>> BEGIN

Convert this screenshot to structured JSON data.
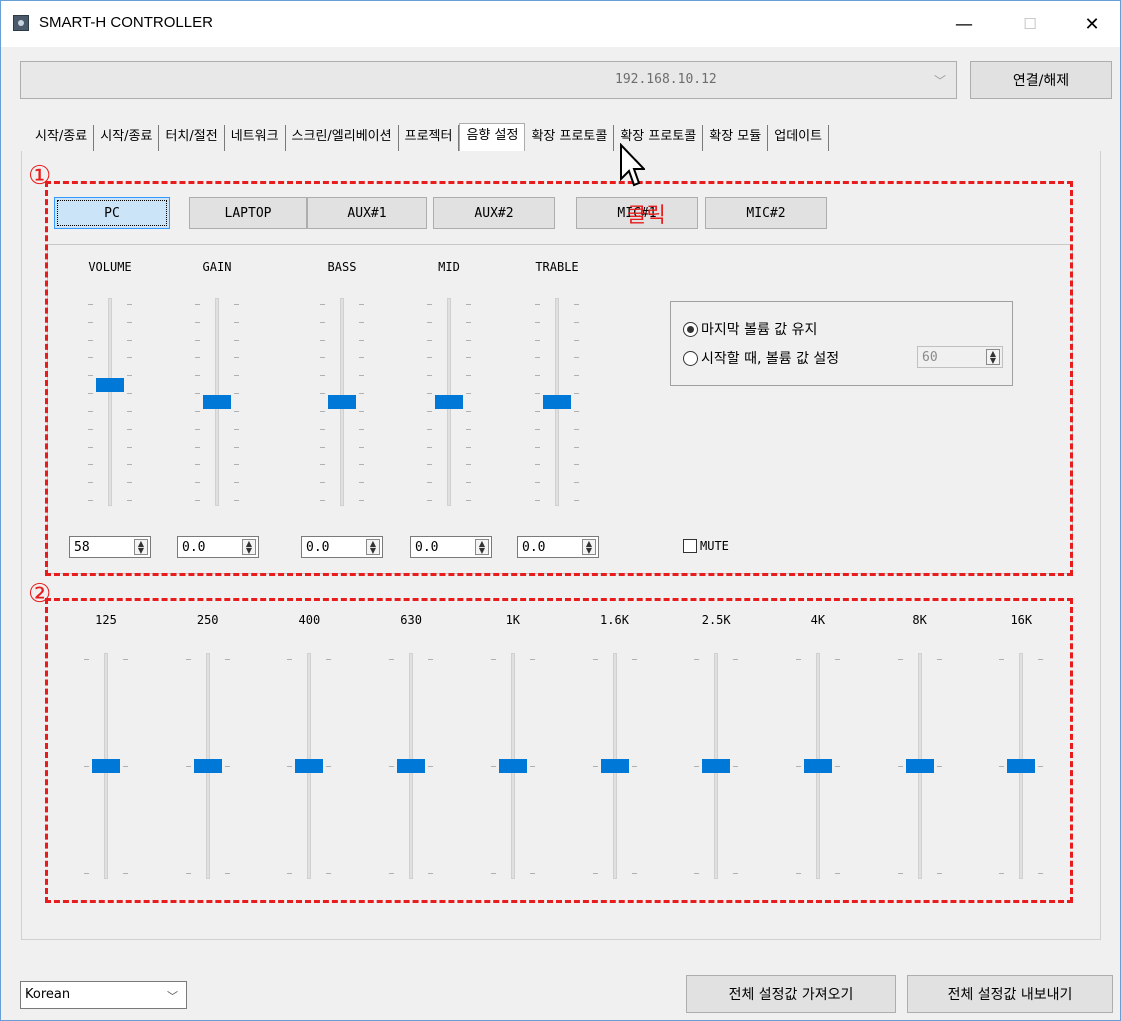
{
  "window": {
    "title": "SMART-H CONTROLLER",
    "minimize": "—",
    "maximize": "☐",
    "close": "✕"
  },
  "connection": {
    "address": "192.168.10.12",
    "connect_label": "연결/해제"
  },
  "tabs": [
    "시작/종료",
    "시작/종료",
    "터치/절전",
    "네트워크",
    "스크린/엘리베이션",
    "프로젝터",
    "음향 설정",
    "확장 프로토콜",
    "확장 프로토콜",
    "확장 모듈",
    "업데이트"
  ],
  "active_tab_index": 6,
  "sources": [
    "PC",
    "LAPTOP",
    "AUX#1",
    "AUX#2",
    "MIC#1",
    "MIC#2"
  ],
  "selected_source": "PC",
  "mixer": {
    "labels": [
      "VOLUME",
      "GAIN",
      "BASS",
      "MID",
      "TRABLE"
    ],
    "values": [
      "58",
      "0.0",
      "0.0",
      "0.0",
      "0.0"
    ],
    "levels": [
      0.58,
      0.5,
      0.5,
      0.5,
      0.5
    ]
  },
  "volume_options": {
    "keep_last": "마지막 볼륨 값 유지",
    "set_on_start": "시작할 때, 볼륨 값 설정",
    "start_value": "60",
    "selected": "keep_last"
  },
  "mute_label": "MUTE",
  "equalizer": {
    "bands": [
      "125",
      "250",
      "400",
      "630",
      "1K",
      "1.6K",
      "2.5K",
      "4K",
      "8K",
      "16K"
    ],
    "levels": [
      0.5,
      0.5,
      0.5,
      0.5,
      0.5,
      0.5,
      0.5,
      0.5,
      0.5,
      0.5
    ]
  },
  "annotations": {
    "marker1": "①",
    "marker2": "②",
    "click_label": "클릭"
  },
  "footer": {
    "language": "Korean",
    "import_label": "전체 설정값 가져오기",
    "export_label": "전체 설정값 내보내기"
  },
  "colors": {
    "thumb": "#0078d7",
    "annotation": "#e81c1c",
    "selected_button": "#cce4f7"
  }
}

>> END

What you have to do
Quote the material exactly. Pictures stay out.

The result
Convert this screenshot to structured JSON data.
{
  "window": {
    "title": "SMART-H CONTROLLER",
    "minimize": "—",
    "maximize": "☐",
    "close": "✕"
  },
  "connection": {
    "address": "192.168.10.12",
    "connect_label": "연결/해제"
  },
  "tabs": [
    "시작/종료",
    "시작/종료",
    "터치/절전",
    "네트워크",
    "스크린/엘리베이션",
    "프로젝터",
    "음향 설정",
    "확장 프로토콜",
    "확장 프로토콜",
    "확장 모듈",
    "업데이트"
  ],
  "active_tab_index": 6,
  "sources": [
    "PC",
    "LAPTOP",
    "AUX#1",
    "AUX#2",
    "MIC#1",
    "MIC#2"
  ],
  "selected_source": "PC",
  "mixer": {
    "labels": [
      "VOLUME",
      "GAIN",
      "BASS",
      "MID",
      "TRABLE"
    ],
    "values": [
      "58",
      "0.0",
      "0.0",
      "0.0",
      "0.0"
    ],
    "levels": [
      0.58,
      0.5,
      0.5,
      0.5,
      0.5
    ]
  },
  "volume_options": {
    "keep_last": "마지막 볼륨 값 유지",
    "set_on_start": "시작할 때, 볼륨 값 설정",
    "start_value": "60",
    "selected": "keep_last"
  },
  "mute_label": "MUTE",
  "equalizer": {
    "bands": [
      "125",
      "250",
      "400",
      "630",
      "1K",
      "1.6K",
      "2.5K",
      "4K",
      "8K",
      "16K"
    ],
    "levels": [
      0.5,
      0.5,
      0.5,
      0.5,
      0.5,
      0.5,
      0.5,
      0.5,
      0.5,
      0.5
    ]
  },
  "annotations": {
    "marker1": "①",
    "marker2": "②",
    "click_label": "클릭"
  },
  "footer": {
    "language": "Korean",
    "import_label": "전체 설정값 가져오기",
    "export_label": "전체 설정값 내보내기"
  },
  "colors": {
    "thumb": "#0078d7",
    "annotation": "#e81c1c",
    "selected_button": "#cce4f7"
  }
}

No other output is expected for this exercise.